• _Exercise goal_: Count the lines below that contain the word "race", and report only that number.

----

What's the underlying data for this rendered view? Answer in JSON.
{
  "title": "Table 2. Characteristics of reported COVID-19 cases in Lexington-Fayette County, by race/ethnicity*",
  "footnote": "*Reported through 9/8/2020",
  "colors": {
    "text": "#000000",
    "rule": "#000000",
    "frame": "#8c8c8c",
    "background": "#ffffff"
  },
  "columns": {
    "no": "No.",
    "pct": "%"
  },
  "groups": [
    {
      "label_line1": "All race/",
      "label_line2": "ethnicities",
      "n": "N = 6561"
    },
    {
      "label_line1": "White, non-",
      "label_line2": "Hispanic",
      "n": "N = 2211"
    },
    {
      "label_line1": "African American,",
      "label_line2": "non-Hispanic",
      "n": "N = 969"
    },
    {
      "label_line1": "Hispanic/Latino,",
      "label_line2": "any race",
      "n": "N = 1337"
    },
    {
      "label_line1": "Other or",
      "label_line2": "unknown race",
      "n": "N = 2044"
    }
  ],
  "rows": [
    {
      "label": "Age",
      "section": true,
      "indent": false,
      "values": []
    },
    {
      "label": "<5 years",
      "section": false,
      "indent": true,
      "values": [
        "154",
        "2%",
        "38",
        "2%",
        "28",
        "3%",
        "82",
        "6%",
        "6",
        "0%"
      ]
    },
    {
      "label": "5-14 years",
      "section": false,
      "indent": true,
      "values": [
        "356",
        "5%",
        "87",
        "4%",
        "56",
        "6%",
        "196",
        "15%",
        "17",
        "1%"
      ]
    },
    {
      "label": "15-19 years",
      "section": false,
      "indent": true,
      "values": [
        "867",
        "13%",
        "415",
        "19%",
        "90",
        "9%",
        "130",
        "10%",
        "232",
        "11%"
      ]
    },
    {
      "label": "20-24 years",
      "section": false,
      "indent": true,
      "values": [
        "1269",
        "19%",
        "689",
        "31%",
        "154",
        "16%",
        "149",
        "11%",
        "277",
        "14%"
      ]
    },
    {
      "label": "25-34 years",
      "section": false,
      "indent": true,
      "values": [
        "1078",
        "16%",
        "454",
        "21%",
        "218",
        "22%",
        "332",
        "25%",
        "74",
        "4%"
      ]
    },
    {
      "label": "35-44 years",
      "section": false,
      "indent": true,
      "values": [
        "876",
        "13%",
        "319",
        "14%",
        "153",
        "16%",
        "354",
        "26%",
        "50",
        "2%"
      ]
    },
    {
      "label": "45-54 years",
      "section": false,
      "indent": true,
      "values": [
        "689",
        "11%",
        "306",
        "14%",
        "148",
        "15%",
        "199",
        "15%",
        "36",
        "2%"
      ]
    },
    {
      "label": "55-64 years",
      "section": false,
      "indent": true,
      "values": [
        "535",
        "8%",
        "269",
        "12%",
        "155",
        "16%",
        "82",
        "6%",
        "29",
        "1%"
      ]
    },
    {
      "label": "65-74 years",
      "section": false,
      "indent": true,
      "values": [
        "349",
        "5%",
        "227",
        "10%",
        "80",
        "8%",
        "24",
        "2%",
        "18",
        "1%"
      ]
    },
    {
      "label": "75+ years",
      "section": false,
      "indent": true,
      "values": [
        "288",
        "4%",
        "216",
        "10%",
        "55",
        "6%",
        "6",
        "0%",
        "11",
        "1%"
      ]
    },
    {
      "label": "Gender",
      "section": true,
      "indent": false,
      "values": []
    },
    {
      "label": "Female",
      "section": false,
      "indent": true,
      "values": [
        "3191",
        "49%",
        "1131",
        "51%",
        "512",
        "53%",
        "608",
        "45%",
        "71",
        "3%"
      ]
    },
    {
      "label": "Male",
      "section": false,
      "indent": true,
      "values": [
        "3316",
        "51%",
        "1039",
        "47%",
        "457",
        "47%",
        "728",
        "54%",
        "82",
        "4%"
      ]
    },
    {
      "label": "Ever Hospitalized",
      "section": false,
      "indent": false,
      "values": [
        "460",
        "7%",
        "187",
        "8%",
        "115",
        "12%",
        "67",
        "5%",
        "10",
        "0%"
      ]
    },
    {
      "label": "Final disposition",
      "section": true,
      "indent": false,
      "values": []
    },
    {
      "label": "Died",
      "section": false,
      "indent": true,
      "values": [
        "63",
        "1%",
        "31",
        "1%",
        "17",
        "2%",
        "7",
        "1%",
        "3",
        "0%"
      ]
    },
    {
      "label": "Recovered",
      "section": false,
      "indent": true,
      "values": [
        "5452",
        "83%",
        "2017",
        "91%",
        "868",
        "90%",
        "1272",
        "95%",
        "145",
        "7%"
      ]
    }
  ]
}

----

• _The reply_: 4